The request:
Leaving the pictures aside, transcribe every line below exactly.

Task input:
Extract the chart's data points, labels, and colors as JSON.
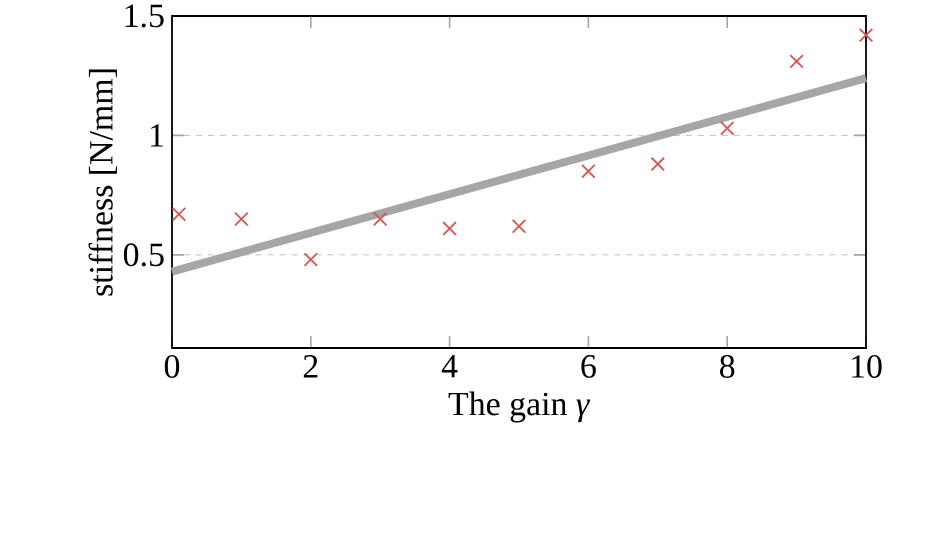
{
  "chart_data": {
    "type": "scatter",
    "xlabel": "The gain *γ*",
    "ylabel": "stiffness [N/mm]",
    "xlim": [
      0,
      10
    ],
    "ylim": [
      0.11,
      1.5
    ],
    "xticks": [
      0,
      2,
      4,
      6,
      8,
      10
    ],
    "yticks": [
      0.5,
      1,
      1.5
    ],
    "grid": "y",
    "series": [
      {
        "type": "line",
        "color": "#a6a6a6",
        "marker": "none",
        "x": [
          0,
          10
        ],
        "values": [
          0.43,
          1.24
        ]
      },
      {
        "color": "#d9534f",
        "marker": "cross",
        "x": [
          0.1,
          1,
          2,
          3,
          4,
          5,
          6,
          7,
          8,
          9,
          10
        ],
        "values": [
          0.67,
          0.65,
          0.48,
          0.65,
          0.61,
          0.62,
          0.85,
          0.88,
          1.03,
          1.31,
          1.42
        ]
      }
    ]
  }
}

Exercise answer:
Extract the chart's data points, labels, and colors as JSON.
{
  "chart_data": {
    "type": "scatter",
    "xlabel": "The gain *γ*",
    "ylabel": "stiffness [N/mm]",
    "xlim": [
      0,
      10
    ],
    "ylim": [
      0.11,
      1.5
    ],
    "xticks": [
      0,
      2,
      4,
      6,
      8,
      10
    ],
    "yticks": [
      0.5,
      1,
      1.5
    ],
    "grid": "y",
    "series": [
      {
        "type": "line",
        "color": "#a6a6a6",
        "marker": "none",
        "x": [
          0,
          10
        ],
        "values": [
          0.43,
          1.24
        ]
      },
      {
        "color": "#d9534f",
        "marker": "cross",
        "x": [
          0.1,
          1,
          2,
          3,
          4,
          5,
          6,
          7,
          8,
          9,
          10
        ],
        "values": [
          0.67,
          0.65,
          0.48,
          0.65,
          0.61,
          0.62,
          0.85,
          0.88,
          1.03,
          1.31,
          1.42
        ]
      }
    ]
  }
}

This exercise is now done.